▸ **Task directions**
Identify the lines that contain the string "below" and copy all of them.

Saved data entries
▼
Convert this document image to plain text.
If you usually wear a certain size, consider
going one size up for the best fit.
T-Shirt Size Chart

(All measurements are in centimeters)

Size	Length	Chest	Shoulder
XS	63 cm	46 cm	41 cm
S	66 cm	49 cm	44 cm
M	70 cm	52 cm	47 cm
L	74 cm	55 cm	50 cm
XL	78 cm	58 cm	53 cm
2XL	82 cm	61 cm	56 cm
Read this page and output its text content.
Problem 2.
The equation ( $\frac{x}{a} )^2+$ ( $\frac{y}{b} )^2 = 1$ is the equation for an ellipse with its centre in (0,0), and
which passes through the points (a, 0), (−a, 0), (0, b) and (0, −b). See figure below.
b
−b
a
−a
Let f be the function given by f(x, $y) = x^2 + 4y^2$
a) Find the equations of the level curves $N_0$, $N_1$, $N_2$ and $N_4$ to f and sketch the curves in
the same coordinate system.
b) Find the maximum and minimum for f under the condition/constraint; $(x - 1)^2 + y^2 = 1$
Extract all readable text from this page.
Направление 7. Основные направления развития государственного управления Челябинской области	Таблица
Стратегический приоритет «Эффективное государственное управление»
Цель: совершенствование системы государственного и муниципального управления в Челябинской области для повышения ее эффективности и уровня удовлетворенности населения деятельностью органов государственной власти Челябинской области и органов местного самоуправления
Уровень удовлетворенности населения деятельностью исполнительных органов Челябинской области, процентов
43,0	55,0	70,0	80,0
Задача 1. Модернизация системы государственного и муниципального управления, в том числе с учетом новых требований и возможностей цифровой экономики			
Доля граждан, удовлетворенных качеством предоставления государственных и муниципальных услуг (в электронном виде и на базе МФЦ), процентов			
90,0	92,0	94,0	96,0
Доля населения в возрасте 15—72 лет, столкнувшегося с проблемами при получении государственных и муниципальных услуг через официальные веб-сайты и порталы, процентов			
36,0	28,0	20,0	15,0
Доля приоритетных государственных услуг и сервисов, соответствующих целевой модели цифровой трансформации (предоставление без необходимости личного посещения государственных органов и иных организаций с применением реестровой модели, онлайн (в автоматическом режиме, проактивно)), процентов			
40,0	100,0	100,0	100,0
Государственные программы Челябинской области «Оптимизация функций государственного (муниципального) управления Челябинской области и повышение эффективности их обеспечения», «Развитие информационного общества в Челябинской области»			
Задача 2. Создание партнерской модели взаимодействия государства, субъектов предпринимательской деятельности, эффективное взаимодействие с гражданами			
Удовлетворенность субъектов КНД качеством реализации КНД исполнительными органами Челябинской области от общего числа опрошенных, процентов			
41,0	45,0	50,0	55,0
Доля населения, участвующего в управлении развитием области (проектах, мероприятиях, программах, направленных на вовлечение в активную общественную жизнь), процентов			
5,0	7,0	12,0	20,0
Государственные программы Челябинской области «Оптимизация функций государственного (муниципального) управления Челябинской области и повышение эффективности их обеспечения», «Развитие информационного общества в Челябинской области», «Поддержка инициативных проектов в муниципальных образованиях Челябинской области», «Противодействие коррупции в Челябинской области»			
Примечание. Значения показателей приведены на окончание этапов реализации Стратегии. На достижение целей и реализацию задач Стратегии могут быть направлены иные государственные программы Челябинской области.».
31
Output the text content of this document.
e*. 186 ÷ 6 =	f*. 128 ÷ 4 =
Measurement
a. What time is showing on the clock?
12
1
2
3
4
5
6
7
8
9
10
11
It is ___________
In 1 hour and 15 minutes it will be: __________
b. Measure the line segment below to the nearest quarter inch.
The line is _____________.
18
▲
▸ **Full output**
which passes through the points (a, 0), (−a, 0), (0, b) and (0, −b). See figure below.
b. Measure the line segment below to the nearest quarter inch.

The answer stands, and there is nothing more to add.